Data entries
(begin)

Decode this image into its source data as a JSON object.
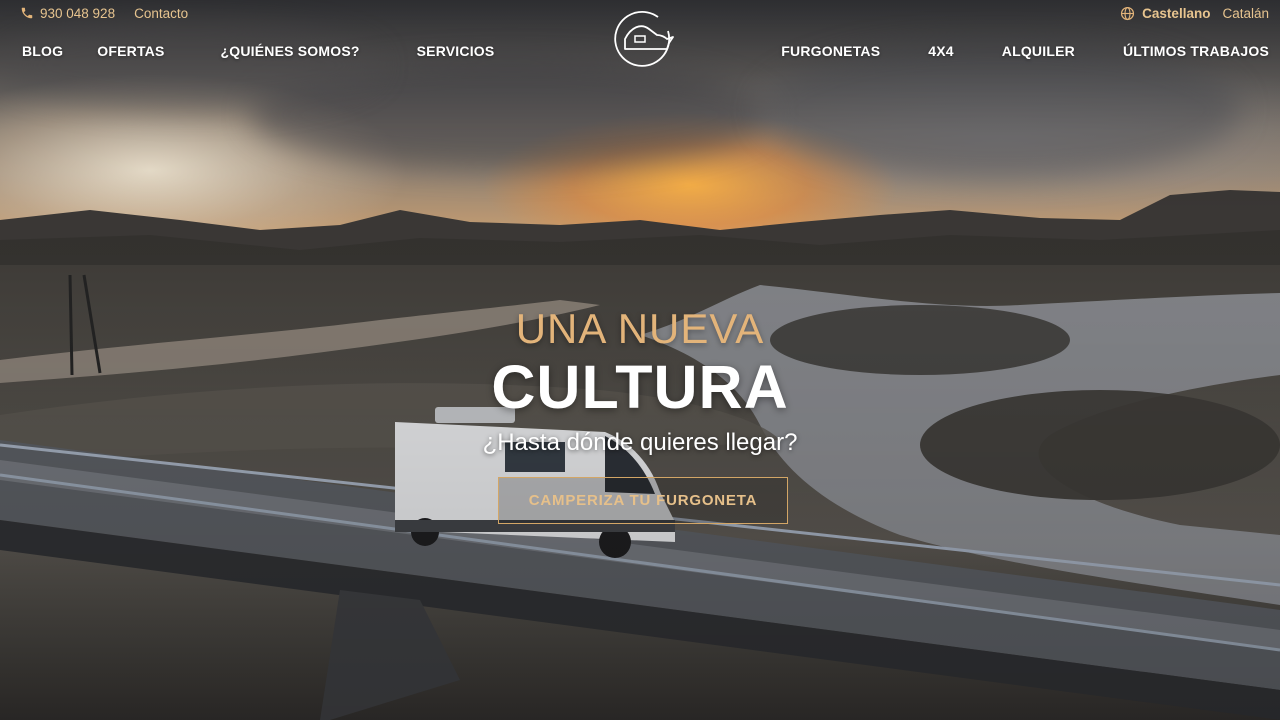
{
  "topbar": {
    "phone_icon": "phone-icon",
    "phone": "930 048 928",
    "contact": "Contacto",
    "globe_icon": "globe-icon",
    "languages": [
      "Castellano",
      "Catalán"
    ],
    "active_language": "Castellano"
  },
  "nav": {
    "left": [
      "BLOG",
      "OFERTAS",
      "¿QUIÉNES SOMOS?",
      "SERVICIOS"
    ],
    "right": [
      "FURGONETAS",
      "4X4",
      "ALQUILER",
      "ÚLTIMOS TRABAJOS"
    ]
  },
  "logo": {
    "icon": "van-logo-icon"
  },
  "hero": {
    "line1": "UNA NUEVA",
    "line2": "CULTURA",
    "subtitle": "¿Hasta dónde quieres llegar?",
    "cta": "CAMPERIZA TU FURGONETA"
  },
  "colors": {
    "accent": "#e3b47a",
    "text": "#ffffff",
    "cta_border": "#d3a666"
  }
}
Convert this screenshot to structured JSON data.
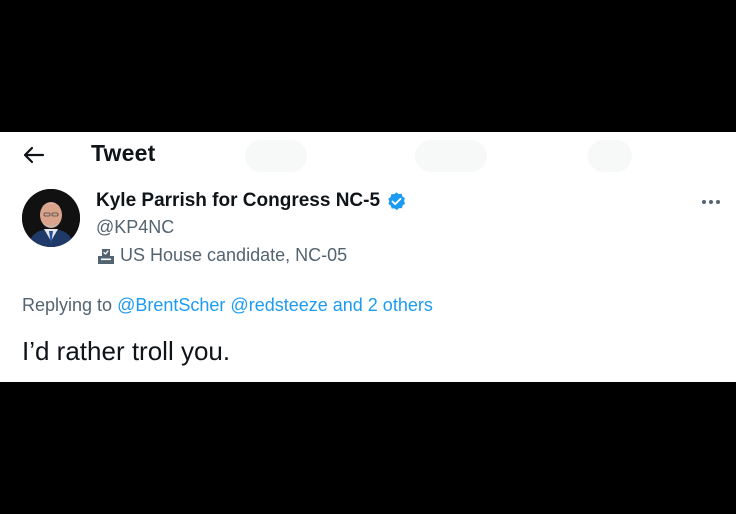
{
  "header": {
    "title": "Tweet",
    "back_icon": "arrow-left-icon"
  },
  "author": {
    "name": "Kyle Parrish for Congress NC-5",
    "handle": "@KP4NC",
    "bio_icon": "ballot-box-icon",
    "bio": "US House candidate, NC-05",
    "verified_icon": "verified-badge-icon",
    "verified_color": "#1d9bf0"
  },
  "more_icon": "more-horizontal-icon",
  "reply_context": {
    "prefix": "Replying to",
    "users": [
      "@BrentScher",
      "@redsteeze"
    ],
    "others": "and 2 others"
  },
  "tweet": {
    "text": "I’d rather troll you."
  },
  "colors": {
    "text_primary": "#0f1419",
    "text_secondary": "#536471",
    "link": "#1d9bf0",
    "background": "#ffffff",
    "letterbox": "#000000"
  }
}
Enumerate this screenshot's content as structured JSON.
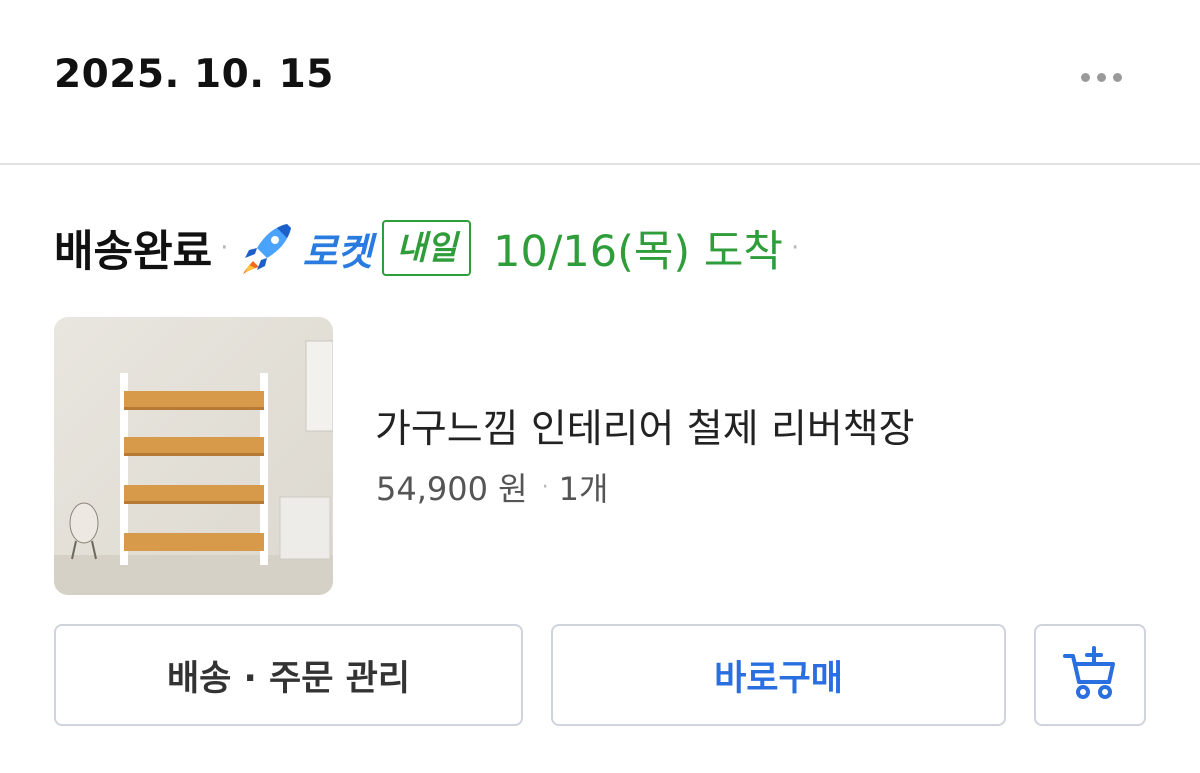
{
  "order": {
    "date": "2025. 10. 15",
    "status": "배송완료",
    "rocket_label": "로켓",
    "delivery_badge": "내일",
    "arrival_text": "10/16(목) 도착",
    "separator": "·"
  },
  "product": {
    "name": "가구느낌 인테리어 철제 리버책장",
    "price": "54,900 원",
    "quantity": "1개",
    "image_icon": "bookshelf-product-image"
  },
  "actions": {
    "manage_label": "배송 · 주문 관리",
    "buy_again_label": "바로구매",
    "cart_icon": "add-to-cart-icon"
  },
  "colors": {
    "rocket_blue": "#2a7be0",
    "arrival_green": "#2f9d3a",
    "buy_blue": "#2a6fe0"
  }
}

(end)

REQUIREMENT |
Starting at the line with "Convert this screenshot", output each line through the final one of the listing above, and nothing else. Pictures are to be left out.

THE COMPLETED TASK |
Convert this screenshot to structured JSON data.
{
  "header": {
    "title": "Tweet",
    "back_icon": "arrow-left-icon"
  },
  "author": {
    "name": "Kyle Parrish for Congress NC-5",
    "handle": "@KP4NC",
    "bio_icon": "ballot-box-icon",
    "bio": "US House candidate, NC-05",
    "verified_icon": "verified-badge-icon",
    "verified_color": "#1d9bf0"
  },
  "more_icon": "more-horizontal-icon",
  "reply_context": {
    "prefix": "Replying to",
    "users": [
      "@BrentScher",
      "@redsteeze"
    ],
    "others": "and 2 others"
  },
  "tweet": {
    "text": "I’d rather troll you."
  },
  "colors": {
    "text_primary": "#0f1419",
    "text_secondary": "#536471",
    "link": "#1d9bf0",
    "background": "#ffffff",
    "letterbox": "#000000"
  }
}
Enumerate this screenshot's content as structured JSON.
{
  "order": {
    "date": "2025. 10. 15",
    "status": "배송완료",
    "rocket_label": "로켓",
    "delivery_badge": "내일",
    "arrival_text": "10/16(목) 도착",
    "separator": "·"
  },
  "product": {
    "name": "가구느낌 인테리어 철제 리버책장",
    "price": "54,900 원",
    "quantity": "1개",
    "image_icon": "bookshelf-product-image"
  },
  "actions": {
    "manage_label": "배송 · 주문 관리",
    "buy_again_label": "바로구매",
    "cart_icon": "add-to-cart-icon"
  },
  "colors": {
    "rocket_blue": "#2a7be0",
    "arrival_green": "#2f9d3a",
    "buy_blue": "#2a6fe0"
  }
}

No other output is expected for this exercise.